• EXERCISE INSTRUCTIONS
From the entries, copy each line that includes "weeks".

• DATA TO EXAMINE

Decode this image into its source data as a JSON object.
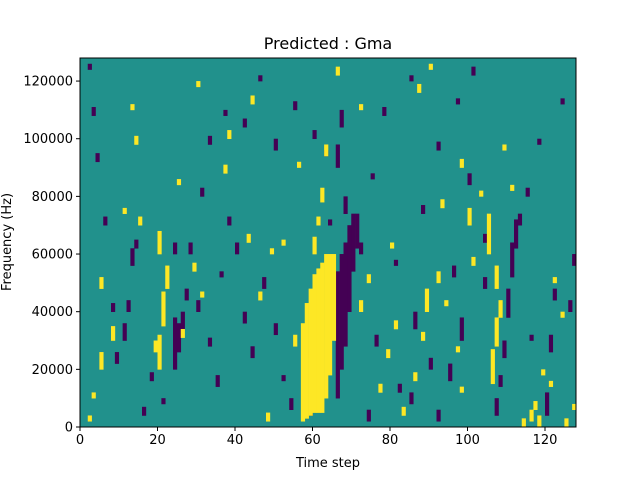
{
  "chart_data": {
    "type": "heatmap",
    "title": "Predicted : Gma",
    "xlabel": "Time step",
    "ylabel": "Frequency (Hz)",
    "xlim": [
      0,
      128
    ],
    "ylim": [
      0,
      128000
    ],
    "x_ticks": [
      0,
      20,
      40,
      60,
      80,
      100,
      120
    ],
    "y_ticks": [
      0,
      20000,
      40000,
      60000,
      80000,
      100000,
      120000
    ],
    "n_time_steps": 128,
    "n_freq_bins": 128,
    "colormap": {
      "low": "#440154",
      "mid": "#21918c",
      "high": "#fde725"
    },
    "background_value": 0,
    "cells_note": "value 1 = high (yellow), -1 = low (purple); unlisted cells = 0 (teal)",
    "high_cells": [
      [
        57,
        2,
        34
      ],
      [
        58,
        3,
        40
      ],
      [
        59,
        4,
        44
      ],
      [
        60,
        5,
        48
      ],
      [
        61,
        5,
        50
      ],
      [
        62,
        5,
        52
      ],
      [
        63,
        10,
        50
      ],
      [
        64,
        18,
        42
      ],
      [
        65,
        30,
        30
      ],
      [
        60,
        60,
        6
      ],
      [
        61,
        70,
        3
      ],
      [
        62,
        78,
        5
      ],
      [
        63,
        94,
        4
      ],
      [
        20,
        20,
        12
      ],
      [
        21,
        35,
        12
      ],
      [
        22,
        48,
        8
      ],
      [
        19,
        26,
        4
      ],
      [
        20,
        60,
        8
      ],
      [
        5,
        20,
        6
      ],
      [
        5,
        48,
        4
      ],
      [
        8,
        30,
        5
      ],
      [
        106,
        15,
        12
      ],
      [
        107,
        28,
        10
      ],
      [
        108,
        38,
        6
      ],
      [
        105,
        60,
        14
      ],
      [
        107,
        48,
        8
      ],
      [
        89,
        40,
        8
      ],
      [
        92,
        50,
        4
      ],
      [
        100,
        70,
        6
      ],
      [
        116,
        2,
        4
      ],
      [
        117,
        6,
        3
      ],
      [
        118,
        0,
        4
      ],
      [
        2,
        2,
        2
      ],
      [
        3,
        10,
        2
      ],
      [
        14,
        98,
        3
      ],
      [
        15,
        70,
        3
      ],
      [
        13,
        110,
        2
      ],
      [
        37,
        88,
        3
      ],
      [
        38,
        100,
        3
      ],
      [
        29,
        54,
        3
      ],
      [
        31,
        45,
        2
      ],
      [
        26,
        31,
        3
      ],
      [
        48,
        2,
        3
      ],
      [
        46,
        44,
        3
      ],
      [
        49,
        60,
        2
      ],
      [
        43,
        64,
        3
      ],
      [
        52,
        63,
        2
      ],
      [
        55,
        28,
        4
      ],
      [
        56,
        90,
        2
      ],
      [
        72,
        40,
        4
      ],
      [
        74,
        50,
        3
      ],
      [
        77,
        12,
        3
      ],
      [
        79,
        24,
        3
      ],
      [
        81,
        34,
        3
      ],
      [
        83,
        4,
        3
      ],
      [
        86,
        16,
        3
      ],
      [
        88,
        30,
        3
      ],
      [
        94,
        42,
        2
      ],
      [
        97,
        26,
        2
      ],
      [
        98,
        90,
        3
      ],
      [
        101,
        56,
        3
      ],
      [
        103,
        80,
        2
      ],
      [
        109,
        96,
        2
      ],
      [
        111,
        82,
        2
      ],
      [
        114,
        0,
        3
      ],
      [
        121,
        14,
        2
      ],
      [
        125,
        0,
        3
      ],
      [
        127,
        6,
        2
      ],
      [
        122,
        50,
        2
      ],
      [
        124,
        38,
        2
      ],
      [
        119,
        18,
        2
      ],
      [
        98,
        12,
        2
      ],
      [
        93,
        76,
        3
      ],
      [
        80,
        62,
        2
      ],
      [
        66,
        122,
        3
      ],
      [
        87,
        116,
        3
      ],
      [
        90,
        124,
        2
      ],
      [
        72,
        110,
        2
      ],
      [
        44,
        112,
        3
      ],
      [
        30,
        118,
        2
      ],
      [
        11,
        74,
        2
      ],
      [
        25,
        84,
        2
      ]
    ],
    "low_cells": [
      [
        66,
        10,
        44
      ],
      [
        67,
        20,
        40
      ],
      [
        68,
        28,
        36
      ],
      [
        69,
        40,
        30
      ],
      [
        70,
        54,
        20
      ],
      [
        71,
        62,
        12
      ],
      [
        68,
        74,
        6
      ],
      [
        66,
        90,
        8
      ],
      [
        67,
        104,
        6
      ],
      [
        24,
        20,
        18
      ],
      [
        25,
        26,
        10
      ],
      [
        26,
        34,
        6
      ],
      [
        27,
        44,
        4
      ],
      [
        24,
        60,
        4
      ],
      [
        11,
        30,
        6
      ],
      [
        12,
        40,
        4
      ],
      [
        13,
        56,
        6
      ],
      [
        9,
        22,
        4
      ],
      [
        8,
        40,
        3
      ],
      [
        107,
        4,
        6
      ],
      [
        108,
        14,
        4
      ],
      [
        109,
        24,
        6
      ],
      [
        110,
        38,
        10
      ],
      [
        111,
        52,
        12
      ],
      [
        112,
        62,
        10
      ],
      [
        113,
        70,
        4
      ],
      [
        120,
        4,
        8
      ],
      [
        121,
        26,
        6
      ],
      [
        122,
        44,
        4
      ],
      [
        126,
        40,
        4
      ],
      [
        127,
        56,
        4
      ],
      [
        104,
        48,
        4
      ],
      [
        100,
        84,
        4
      ],
      [
        98,
        30,
        8
      ],
      [
        96,
        52,
        4
      ],
      [
        95,
        16,
        6
      ],
      [
        92,
        2,
        4
      ],
      [
        90,
        20,
        4
      ],
      [
        86,
        34,
        6
      ],
      [
        85,
        8,
        4
      ],
      [
        82,
        12,
        3
      ],
      [
        76,
        28,
        4
      ],
      [
        74,
        2,
        4
      ],
      [
        72,
        60,
        4
      ],
      [
        60,
        12,
        4
      ],
      [
        58,
        24,
        3
      ],
      [
        54,
        6,
        4
      ],
      [
        50,
        32,
        4
      ],
      [
        47,
        48,
        4
      ],
      [
        44,
        24,
        4
      ],
      [
        42,
        36,
        4
      ],
      [
        40,
        60,
        4
      ],
      [
        38,
        70,
        3
      ],
      [
        35,
        14,
        4
      ],
      [
        33,
        28,
        3
      ],
      [
        30,
        40,
        4
      ],
      [
        28,
        60,
        4
      ],
      [
        31,
        80,
        3
      ],
      [
        33,
        98,
        3
      ],
      [
        37,
        108,
        2
      ],
      [
        42,
        104,
        3
      ],
      [
        46,
        120,
        2
      ],
      [
        50,
        96,
        4
      ],
      [
        55,
        110,
        3
      ],
      [
        60,
        100,
        3
      ],
      [
        63,
        94,
        2
      ],
      [
        75,
        86,
        2
      ],
      [
        78,
        108,
        3
      ],
      [
        85,
        120,
        2
      ],
      [
        92,
        96,
        3
      ],
      [
        97,
        112,
        2
      ],
      [
        101,
        122,
        3
      ],
      [
        104,
        64,
        3
      ],
      [
        115,
        80,
        3
      ],
      [
        118,
        98,
        2
      ],
      [
        124,
        112,
        2
      ],
      [
        3,
        108,
        3
      ],
      [
        4,
        92,
        3
      ],
      [
        6,
        70,
        3
      ],
      [
        2,
        124,
        2
      ],
      [
        16,
        4,
        3
      ],
      [
        18,
        16,
        3
      ],
      [
        21,
        8,
        2
      ],
      [
        14,
        62,
        3
      ],
      [
        116,
        30,
        2
      ],
      [
        64,
        70,
        2
      ],
      [
        59,
        4,
        2
      ],
      [
        36,
        52,
        2
      ],
      [
        52,
        16,
        2
      ],
      [
        81,
        56,
        2
      ],
      [
        88,
        74,
        3
      ]
    ]
  }
}
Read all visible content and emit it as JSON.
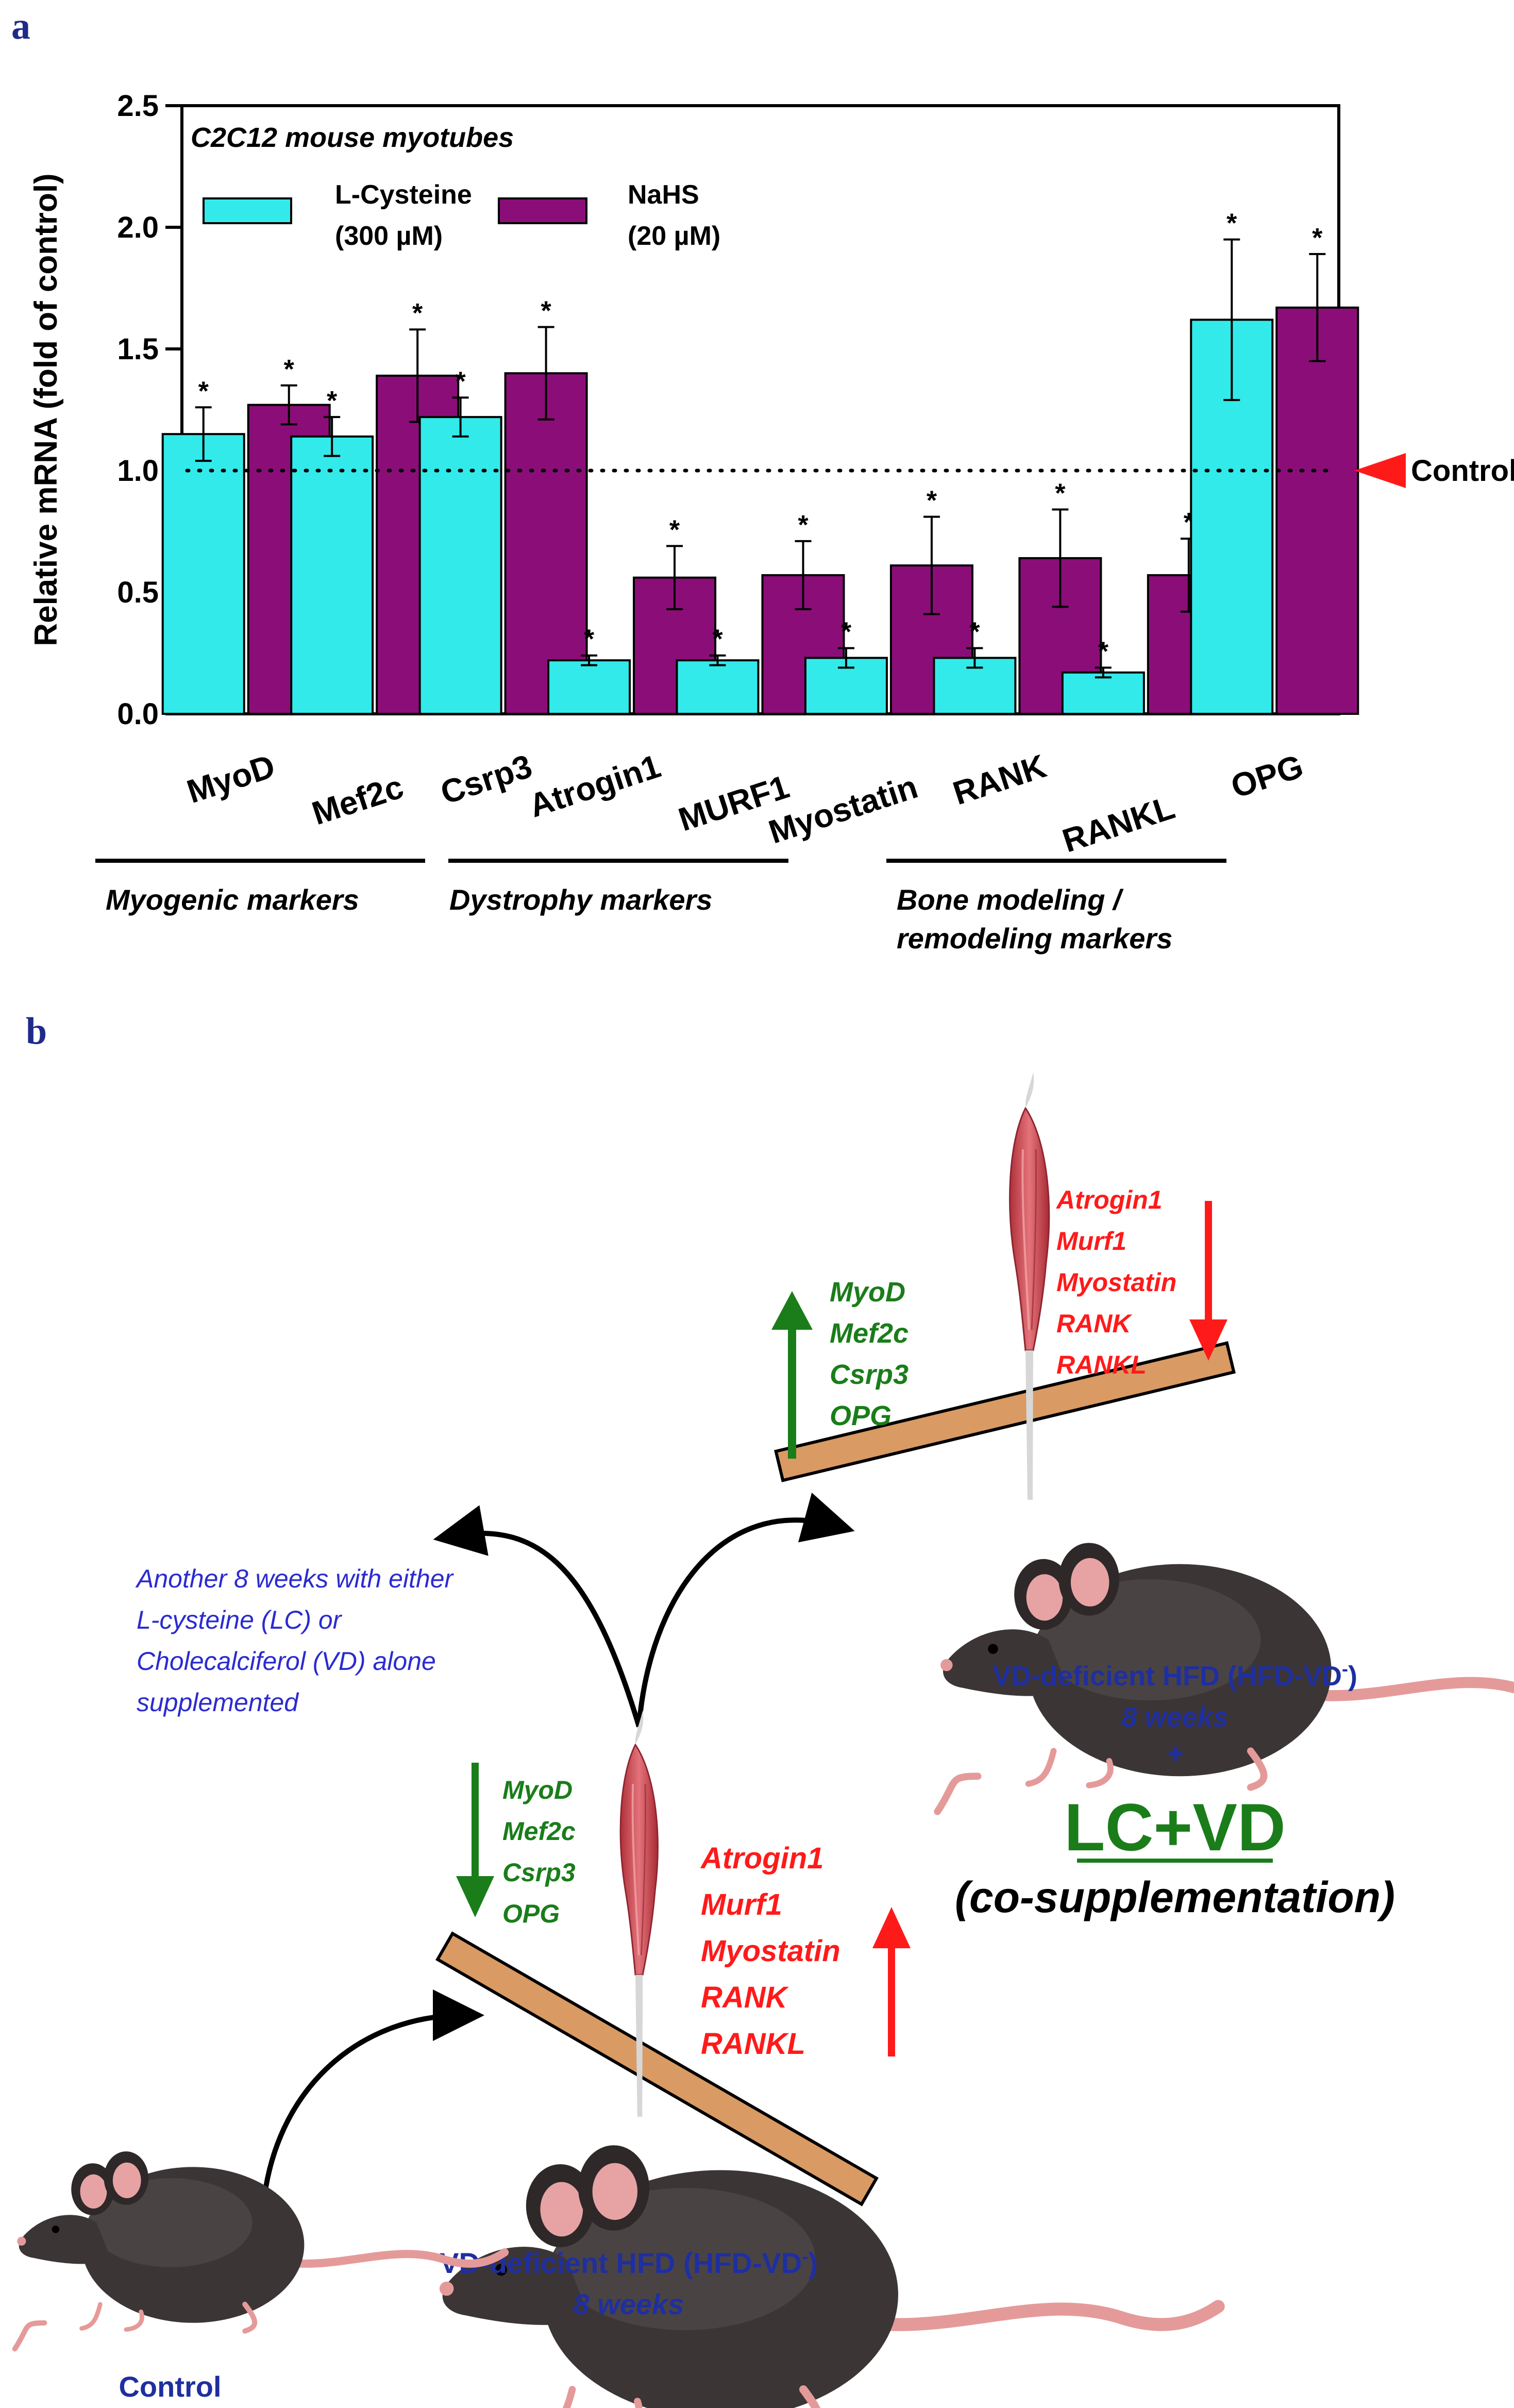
{
  "panel_a": {
    "label": "a",
    "subtitle": "C2C12 mouse myotubes",
    "legend": [
      {
        "name": "L-Cysteine",
        "dose": "(300 µM)",
        "color": "#33eaea"
      },
      {
        "name": "NaHS",
        "dose": "(20 µM)",
        "color": "#8b0e78"
      }
    ],
    "control_label": "Control",
    "significance_mark": "*",
    "groups": [
      "Myogenic markers",
      "Dystrophy markers",
      "Bone modeling /",
      "remodeling markers"
    ]
  },
  "chart_data": {
    "type": "bar",
    "title": "C2C12 mouse myotubes",
    "xlabel": "",
    "ylabel": "Relative mRNA (fold of control)",
    "ylim": [
      0,
      2.5
    ],
    "yticks": [
      "0.0",
      "0.5",
      "1.0",
      "1.5",
      "2.0",
      "2.5"
    ],
    "categories": [
      "MyoD",
      "Mef2c",
      "Csrp3",
      "Atrogin1",
      "MURF1",
      "Myostatin",
      "RANK",
      "RANKL",
      "OPG"
    ],
    "reference_line": 1.0,
    "series": [
      {
        "name": "L-Cysteine (300 µM)",
        "color": "#33eaea",
        "values": [
          1.15,
          1.14,
          1.22,
          0.22,
          0.22,
          0.23,
          0.23,
          0.17,
          1.62
        ],
        "errors": [
          0.11,
          0.08,
          0.08,
          0.02,
          0.02,
          0.04,
          0.04,
          0.02,
          0.33
        ]
      },
      {
        "name": "NaHS (20 µM)",
        "color": "#8b0e78",
        "values": [
          1.27,
          1.39,
          1.4,
          0.56,
          0.57,
          0.61,
          0.64,
          0.57,
          1.67
        ],
        "errors": [
          0.08,
          0.19,
          0.19,
          0.13,
          0.14,
          0.2,
          0.2,
          0.15,
          0.22
        ]
      }
    ]
  },
  "panel_b": {
    "label": "b",
    "up_green_markers": [
      "MyoD",
      "Mef2c",
      "Csrp3",
      "OPG"
    ],
    "down_red_markers": [
      "Atrogin1",
      "Murf1",
      "Myostatin",
      "RANK",
      "RANKL"
    ],
    "down_green_markers": [
      "MyoD",
      "Mef2c",
      "Csrp3",
      "OPG"
    ],
    "up_red_markers": [
      "Atrogin1",
      "Murf1",
      "Myostatin",
      "RANK",
      "RANKL"
    ],
    "note_lines": [
      "Another 8 weeks with either",
      "L-cysteine (LC) or",
      "Cholecalciferol (VD) alone",
      "supplemented"
    ],
    "top_mouse_label": "VD-deficient HFD (HFD-VD",
    "top_mouse_duration": "8 weeks",
    "plus": "+",
    "lcvd": "LC+VD",
    "cosupp": "(co-supplementation)",
    "bottom_mouse_label": "VD-deficient HFD (HFD-VD",
    "bottom_mouse_duration": "8 weeks",
    "superscript": "-",
    "close_paren": ")",
    "control_mouse_label": "Control"
  }
}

• EXPECTED ANSWER
      "Another 8 weeks with either",
    "top_mouse_duration": "8 weeks",
    "bottom_mouse_duration": "8 weeks",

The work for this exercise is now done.